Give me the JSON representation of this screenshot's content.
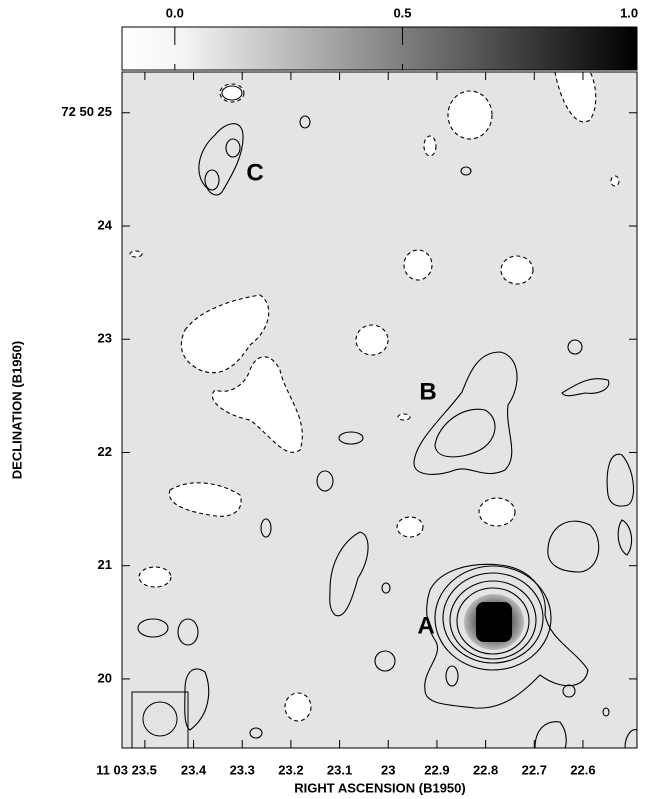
{
  "chart_data": {
    "type": "contour",
    "x_label": "RIGHT ASCENSION (B1950)",
    "y_label": "DECLINATION (B1950)",
    "xlim": [
      23.547,
      22.489
    ],
    "xticks": [
      {
        "value": 23.5,
        "label": "11 03 23.5"
      },
      23.4,
      23.3,
      23.2,
      23.1,
      23.0,
      22.9,
      22.8,
      22.7,
      22.6
    ],
    "ylim": [
      19.39,
      25.36
    ],
    "yticks": [
      20,
      21,
      22,
      23,
      24,
      {
        "value": 25,
        "label": "72 50 25"
      }
    ],
    "colorbar": {
      "lim": [
        -0.116,
        1.015
      ],
      "ticks": [
        {
          "value": 0,
          "label": "0.0"
        },
        0.5,
        {
          "value": 1,
          "label": "1.0"
        }
      ]
    },
    "annotations": [
      "A",
      "B",
      "C"
    ]
  }
}
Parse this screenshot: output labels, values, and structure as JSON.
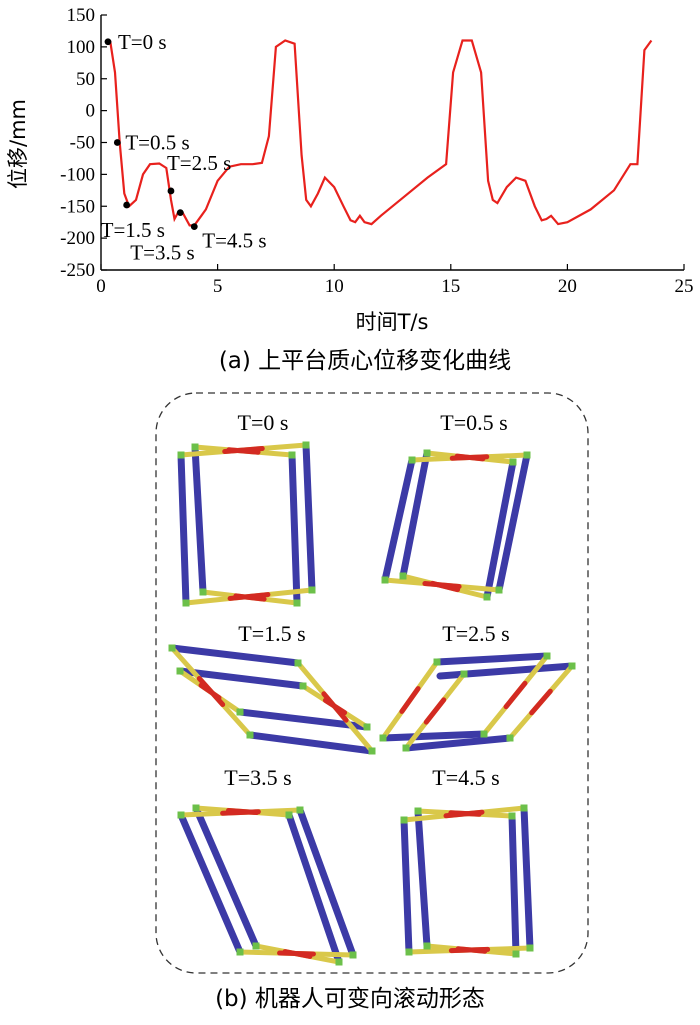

--------------------------------------------------

# TASK DESCRIPTION
Look through the records and gather every line containing "this".

# REPLY TO THE TASK
Give me the JSON representation of this screenshot's content.
Parse this screenshot: output labels, values, and structure as JSON.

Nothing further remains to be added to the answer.